→ THE EXERCISE: In the data below, find every line with the string "defined" and pull it out.

→ INFORMATION SUPPLIED:

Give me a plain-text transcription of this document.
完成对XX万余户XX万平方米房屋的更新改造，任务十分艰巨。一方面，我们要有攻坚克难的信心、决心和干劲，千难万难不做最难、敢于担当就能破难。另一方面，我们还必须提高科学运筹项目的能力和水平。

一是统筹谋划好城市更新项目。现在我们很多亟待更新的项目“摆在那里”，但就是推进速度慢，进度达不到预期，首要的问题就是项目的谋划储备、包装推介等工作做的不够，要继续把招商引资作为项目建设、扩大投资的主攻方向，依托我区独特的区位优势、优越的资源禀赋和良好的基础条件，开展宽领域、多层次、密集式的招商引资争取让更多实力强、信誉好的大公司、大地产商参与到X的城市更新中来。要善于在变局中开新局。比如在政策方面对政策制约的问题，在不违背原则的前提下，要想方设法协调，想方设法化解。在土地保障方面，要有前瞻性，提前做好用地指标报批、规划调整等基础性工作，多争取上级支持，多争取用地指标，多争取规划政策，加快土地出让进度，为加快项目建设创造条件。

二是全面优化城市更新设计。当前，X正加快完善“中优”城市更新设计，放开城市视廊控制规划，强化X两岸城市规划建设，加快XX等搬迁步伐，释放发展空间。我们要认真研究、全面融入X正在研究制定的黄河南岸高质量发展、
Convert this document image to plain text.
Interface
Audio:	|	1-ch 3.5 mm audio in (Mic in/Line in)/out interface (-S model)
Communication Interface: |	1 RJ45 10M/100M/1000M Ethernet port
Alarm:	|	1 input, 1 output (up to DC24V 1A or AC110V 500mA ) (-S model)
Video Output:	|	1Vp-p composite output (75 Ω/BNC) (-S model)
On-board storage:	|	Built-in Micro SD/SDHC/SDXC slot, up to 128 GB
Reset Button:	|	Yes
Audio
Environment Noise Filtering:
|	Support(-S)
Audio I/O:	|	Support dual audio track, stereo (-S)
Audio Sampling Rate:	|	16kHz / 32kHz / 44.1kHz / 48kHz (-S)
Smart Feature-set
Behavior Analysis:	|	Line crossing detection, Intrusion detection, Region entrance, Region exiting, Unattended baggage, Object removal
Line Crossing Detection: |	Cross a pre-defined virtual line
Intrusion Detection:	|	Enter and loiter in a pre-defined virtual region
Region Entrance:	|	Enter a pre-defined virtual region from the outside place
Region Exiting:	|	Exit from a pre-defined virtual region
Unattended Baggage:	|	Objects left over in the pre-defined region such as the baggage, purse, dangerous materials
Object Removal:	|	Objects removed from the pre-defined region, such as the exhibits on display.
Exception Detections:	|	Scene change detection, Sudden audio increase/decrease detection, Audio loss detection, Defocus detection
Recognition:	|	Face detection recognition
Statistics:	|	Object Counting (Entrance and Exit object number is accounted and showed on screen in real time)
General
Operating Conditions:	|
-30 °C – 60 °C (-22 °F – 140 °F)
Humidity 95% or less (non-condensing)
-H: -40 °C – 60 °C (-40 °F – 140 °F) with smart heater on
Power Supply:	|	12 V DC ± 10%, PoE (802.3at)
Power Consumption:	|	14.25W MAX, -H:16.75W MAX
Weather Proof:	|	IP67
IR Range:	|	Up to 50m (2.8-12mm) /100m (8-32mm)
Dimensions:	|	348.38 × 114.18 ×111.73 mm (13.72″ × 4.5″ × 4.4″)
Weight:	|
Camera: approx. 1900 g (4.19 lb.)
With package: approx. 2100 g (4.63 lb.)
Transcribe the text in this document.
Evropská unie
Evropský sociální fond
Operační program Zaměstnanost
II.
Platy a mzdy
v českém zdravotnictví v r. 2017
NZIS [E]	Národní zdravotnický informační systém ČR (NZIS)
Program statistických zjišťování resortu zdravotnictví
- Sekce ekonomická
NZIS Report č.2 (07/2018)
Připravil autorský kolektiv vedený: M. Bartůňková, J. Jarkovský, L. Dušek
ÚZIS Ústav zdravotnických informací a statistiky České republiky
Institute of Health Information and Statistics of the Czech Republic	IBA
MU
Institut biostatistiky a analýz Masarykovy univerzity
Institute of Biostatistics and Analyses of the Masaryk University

→ SOLUTION TO THE PROBLEM:
Line Crossing Detection: |	Cross a pre-defined virtual line
Intrusion Detection:	|	Enter and loiter in a pre-defined virtual region
Region Entrance:	|	Enter a pre-defined virtual region from the outside place
Region Exiting:	|	Exit from a pre-defined virtual region
Unattended Baggage:	|	Objects left over in the pre-defined region such as the baggage, purse, dangerous materials
Object Removal:	|	Objects removed from the pre-defined region, such as the exhibits on display.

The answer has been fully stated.